- GOAL:
Copy out each line exactly as it appears.

- GIVEN ENTRIES:
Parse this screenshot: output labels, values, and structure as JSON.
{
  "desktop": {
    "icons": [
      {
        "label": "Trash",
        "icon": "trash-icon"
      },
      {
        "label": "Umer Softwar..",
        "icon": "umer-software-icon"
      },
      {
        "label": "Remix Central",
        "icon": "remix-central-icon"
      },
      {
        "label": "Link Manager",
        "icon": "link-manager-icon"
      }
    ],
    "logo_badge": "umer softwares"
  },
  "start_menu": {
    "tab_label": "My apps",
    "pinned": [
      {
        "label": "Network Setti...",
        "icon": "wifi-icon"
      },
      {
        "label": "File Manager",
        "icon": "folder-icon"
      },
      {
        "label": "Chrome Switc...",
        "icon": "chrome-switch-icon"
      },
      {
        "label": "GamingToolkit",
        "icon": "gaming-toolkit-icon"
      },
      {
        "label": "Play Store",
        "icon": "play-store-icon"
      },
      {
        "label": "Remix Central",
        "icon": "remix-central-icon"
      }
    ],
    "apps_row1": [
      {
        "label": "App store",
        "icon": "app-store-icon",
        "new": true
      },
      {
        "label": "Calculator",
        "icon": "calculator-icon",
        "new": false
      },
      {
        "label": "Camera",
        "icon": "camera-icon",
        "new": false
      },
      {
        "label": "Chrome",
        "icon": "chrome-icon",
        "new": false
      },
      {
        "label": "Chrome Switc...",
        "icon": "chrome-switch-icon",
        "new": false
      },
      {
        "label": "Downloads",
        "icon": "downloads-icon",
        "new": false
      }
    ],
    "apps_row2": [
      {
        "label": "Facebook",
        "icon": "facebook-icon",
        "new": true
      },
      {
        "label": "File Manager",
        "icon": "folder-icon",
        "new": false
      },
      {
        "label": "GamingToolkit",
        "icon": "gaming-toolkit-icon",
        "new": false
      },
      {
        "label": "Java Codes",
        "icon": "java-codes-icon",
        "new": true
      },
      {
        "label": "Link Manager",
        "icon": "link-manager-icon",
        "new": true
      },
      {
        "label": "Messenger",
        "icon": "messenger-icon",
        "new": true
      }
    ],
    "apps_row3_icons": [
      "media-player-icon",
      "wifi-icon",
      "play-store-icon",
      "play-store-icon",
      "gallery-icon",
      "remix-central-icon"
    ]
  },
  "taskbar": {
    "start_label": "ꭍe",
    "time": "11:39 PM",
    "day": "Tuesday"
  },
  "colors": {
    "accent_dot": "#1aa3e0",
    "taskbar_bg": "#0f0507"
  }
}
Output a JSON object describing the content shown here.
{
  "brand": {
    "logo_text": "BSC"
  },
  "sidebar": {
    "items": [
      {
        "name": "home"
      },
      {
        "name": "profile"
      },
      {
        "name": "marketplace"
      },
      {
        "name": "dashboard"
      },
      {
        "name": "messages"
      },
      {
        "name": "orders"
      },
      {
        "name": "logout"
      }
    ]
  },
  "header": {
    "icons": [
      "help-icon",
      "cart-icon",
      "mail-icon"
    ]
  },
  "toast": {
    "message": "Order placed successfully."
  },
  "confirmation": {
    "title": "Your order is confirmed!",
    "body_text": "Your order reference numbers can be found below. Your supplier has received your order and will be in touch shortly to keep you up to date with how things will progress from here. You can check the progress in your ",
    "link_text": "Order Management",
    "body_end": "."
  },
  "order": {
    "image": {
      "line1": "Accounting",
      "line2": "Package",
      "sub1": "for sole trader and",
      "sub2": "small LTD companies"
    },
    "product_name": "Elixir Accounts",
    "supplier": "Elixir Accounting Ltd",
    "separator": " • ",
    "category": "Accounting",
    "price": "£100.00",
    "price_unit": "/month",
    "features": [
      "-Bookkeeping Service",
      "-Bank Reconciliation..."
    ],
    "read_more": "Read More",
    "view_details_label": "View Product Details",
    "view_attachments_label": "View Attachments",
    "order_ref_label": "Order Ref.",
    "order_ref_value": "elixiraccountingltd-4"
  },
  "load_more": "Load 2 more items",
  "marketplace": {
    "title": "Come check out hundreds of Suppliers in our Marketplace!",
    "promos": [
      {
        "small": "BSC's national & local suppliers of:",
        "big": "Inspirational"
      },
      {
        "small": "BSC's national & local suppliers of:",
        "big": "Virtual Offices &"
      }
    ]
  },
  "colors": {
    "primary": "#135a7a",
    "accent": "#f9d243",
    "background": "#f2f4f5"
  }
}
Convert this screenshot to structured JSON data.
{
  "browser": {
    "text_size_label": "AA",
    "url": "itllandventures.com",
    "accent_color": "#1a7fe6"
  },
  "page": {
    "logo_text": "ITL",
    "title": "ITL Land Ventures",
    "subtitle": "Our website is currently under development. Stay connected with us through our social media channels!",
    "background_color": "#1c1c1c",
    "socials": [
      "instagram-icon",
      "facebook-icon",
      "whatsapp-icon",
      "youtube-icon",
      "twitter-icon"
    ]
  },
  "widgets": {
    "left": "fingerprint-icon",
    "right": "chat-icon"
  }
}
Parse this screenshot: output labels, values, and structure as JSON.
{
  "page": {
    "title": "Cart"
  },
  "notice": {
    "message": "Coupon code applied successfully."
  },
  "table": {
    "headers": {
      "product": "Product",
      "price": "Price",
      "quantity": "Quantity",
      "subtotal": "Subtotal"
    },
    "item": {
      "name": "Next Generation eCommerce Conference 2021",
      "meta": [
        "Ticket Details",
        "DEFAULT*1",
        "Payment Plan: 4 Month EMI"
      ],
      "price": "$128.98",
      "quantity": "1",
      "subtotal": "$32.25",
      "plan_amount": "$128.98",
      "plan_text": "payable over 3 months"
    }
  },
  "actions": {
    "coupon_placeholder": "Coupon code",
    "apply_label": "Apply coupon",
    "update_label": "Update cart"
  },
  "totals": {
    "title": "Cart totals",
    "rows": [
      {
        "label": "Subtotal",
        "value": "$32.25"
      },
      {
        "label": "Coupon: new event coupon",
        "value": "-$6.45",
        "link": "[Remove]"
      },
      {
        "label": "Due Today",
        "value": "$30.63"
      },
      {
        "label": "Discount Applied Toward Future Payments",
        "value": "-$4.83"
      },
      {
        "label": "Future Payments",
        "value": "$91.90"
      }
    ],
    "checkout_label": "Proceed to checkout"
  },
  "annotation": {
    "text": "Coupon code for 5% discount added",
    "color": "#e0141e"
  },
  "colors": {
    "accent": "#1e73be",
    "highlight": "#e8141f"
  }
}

- OUTPUT:
Parse this screenshot: output labels, values, and structure as JSON.
{
  "desktop": {
    "icons": [
      {
        "label": "Trash",
        "icon": "trash-icon"
      },
      {
        "label": "Umer Softwar..",
        "icon": "umer-software-icon"
      },
      {
        "label": "Remix Central",
        "icon": "remix-central-icon"
      },
      {
        "label": "Link Manager",
        "icon": "link-manager-icon"
      }
    ],
    "logo_badge": "umer softwares"
  },
  "start_menu": {
    "tab_label": "My apps",
    "pinned": [
      {
        "label": "Network Setti...",
        "icon": "wifi-icon"
      },
      {
        "label": "File Manager",
        "icon": "folder-icon"
      },
      {
        "label": "Chrome Switc...",
        "icon": "chrome-switch-icon"
      },
      {
        "label": "GamingToolkit",
        "icon": "gaming-toolkit-icon"
      },
      {
        "label": "Play Store",
        "icon": "play-store-icon"
      },
      {
        "label": "Remix Central",
        "icon": "remix-central-icon"
      }
    ],
    "apps_row1": [
      {
        "label": "App store",
        "icon": "app-store-icon",
        "new": true
      },
      {
        "label": "Calculator",
        "icon": "calculator-icon",
        "new": false
      },
      {
        "label": "Camera",
        "icon": "camera-icon",
        "new": false
      },
      {
        "label": "Chrome",
        "icon": "chrome-icon",
        "new": false
      },
      {
        "label": "Chrome Switc...",
        "icon": "chrome-switch-icon",
        "new": false
      },
      {
        "label": "Downloads",
        "icon": "downloads-icon",
        "new": false
      }
    ],
    "apps_row2": [
      {
        "label": "Facebook",
        "icon": "facebook-icon",
        "new": true
      },
      {
        "label": "File Manager",
        "icon": "folder-icon",
        "new": false
      },
      {
        "label": "GamingToolkit",
        "icon": "gaming-toolkit-icon",
        "new": false
      },
      {
        "label": "Java Codes",
        "icon": "java-codes-icon",
        "new": true
      },
      {
        "label": "Link Manager",
        "icon": "link-manager-icon",
        "new": true
      },
      {
        "label": "Messenger",
        "icon": "messenger-icon",
        "new": true
      }
    ],
    "apps_row3_icons": [
      "media-player-icon",
      "wifi-icon",
      "play-store-icon",
      "play-store-icon",
      "gallery-icon",
      "remix-central-icon"
    ]
  },
  "taskbar": {
    "start_label": "ꭍe",
    "time": "11:39 PM",
    "day": "Tuesday"
  },
  "colors": {
    "accent_dot": "#1aa3e0",
    "taskbar_bg": "#0f0507"
  }
}
Output a JSON object describing the content shown here.
{
  "brand": {
    "logo_text": "BSC"
  },
  "sidebar": {
    "items": [
      {
        "name": "home"
      },
      {
        "name": "profile"
      },
      {
        "name": "marketplace"
      },
      {
        "name": "dashboard"
      },
      {
        "name": "messages"
      },
      {
        "name": "orders"
      },
      {
        "name": "logout"
      }
    ]
  },
  "header": {
    "icons": [
      "help-icon",
      "cart-icon",
      "mail-icon"
    ]
  },
  "toast": {
    "message": "Order placed successfully."
  },
  "confirmation": {
    "title": "Your order is confirmed!",
    "body_text": "Your order reference numbers can be found below. Your supplier has received your order and will be in touch shortly to keep you up to date with how things will progress from here. You can check the progress in your ",
    "link_text": "Order Management",
    "body_end": "."
  },
  "order": {
    "image": {
      "line1": "Accounting",
      "line2": "Package",
      "sub1": "for sole trader and",
      "sub2": "small LTD companies"
    },
    "product_name": "Elixir Accounts",
    "supplier": "Elixir Accounting Ltd",
    "separator": " • ",
    "category": "Accounting",
    "price": "£100.00",
    "price_unit": "/month",
    "features": [
      "-Bookkeeping Service",
      "-Bank Reconciliation..."
    ],
    "read_more": "Read More",
    "view_details_label": "View Product Details",
    "view_attachments_label": "View Attachments",
    "order_ref_label": "Order Ref.",
    "order_ref_value": "elixiraccountingltd-4"
  },
  "load_more": "Load 2 more items",
  "marketplace": {
    "title": "Come check out hundreds of Suppliers in our Marketplace!",
    "promos": [
      {
        "small": "BSC's national & local suppliers of:",
        "big": "Inspirational"
      },
      {
        "small": "BSC's national & local suppliers of:",
        "big": "Virtual Offices &"
      }
    ]
  },
  "colors": {
    "primary": "#135a7a",
    "accent": "#f9d243",
    "background": "#f2f4f5"
  }
}
Convert this screenshot to structured JSON data.
{
  "browser": {
    "text_size_label": "AA",
    "url": "itllandventures.com",
    "accent_color": "#1a7fe6"
  },
  "page": {
    "logo_text": "ITL",
    "title": "ITL Land Ventures",
    "subtitle": "Our website is currently under development. Stay connected with us through our social media channels!",
    "background_color": "#1c1c1c",
    "socials": [
      "instagram-icon",
      "facebook-icon",
      "whatsapp-icon",
      "youtube-icon",
      "twitter-icon"
    ]
  },
  "widgets": {
    "left": "fingerprint-icon",
    "right": "chat-icon"
  }
}
Parse this screenshot: output labels, values, and structure as JSON.
{
  "page": {
    "title": "Cart"
  },
  "notice": {
    "message": "Coupon code applied successfully."
  },
  "table": {
    "headers": {
      "product": "Product",
      "price": "Price",
      "quantity": "Quantity",
      "subtotal": "Subtotal"
    },
    "item": {
      "name": "Next Generation eCommerce Conference 2021",
      "meta": [
        "Ticket Details",
        "DEFAULT*1",
        "Payment Plan: 4 Month EMI"
      ],
      "price": "$128.98",
      "quantity": "1",
      "subtotal": "$32.25",
      "plan_amount": "$128.98",
      "plan_text": "payable over 3 months"
    }
  },
  "actions": {
    "coupon_placeholder": "Coupon code",
    "apply_label": "Apply coupon",
    "update_label": "Update cart"
  },
  "totals": {
    "title": "Cart totals",
    "rows": [
      {
        "label": "Subtotal",
        "value": "$32.25"
      },
      {
        "label": "Coupon: new event coupon",
        "value": "-$6.45",
        "link": "[Remove]"
      },
      {
        "label": "Due Today",
        "value": "$30.63"
      },
      {
        "label": "Discount Applied Toward Future Payments",
        "value": "-$4.83"
      },
      {
        "label": "Future Payments",
        "value": "$91.90"
      }
    ],
    "checkout_label": "Proceed to checkout"
  },
  "annotation": {
    "text": "Coupon code for 5% discount added",
    "color": "#e0141e"
  },
  "colors": {
    "accent": "#1e73be",
    "highlight": "#e8141f"
  }
}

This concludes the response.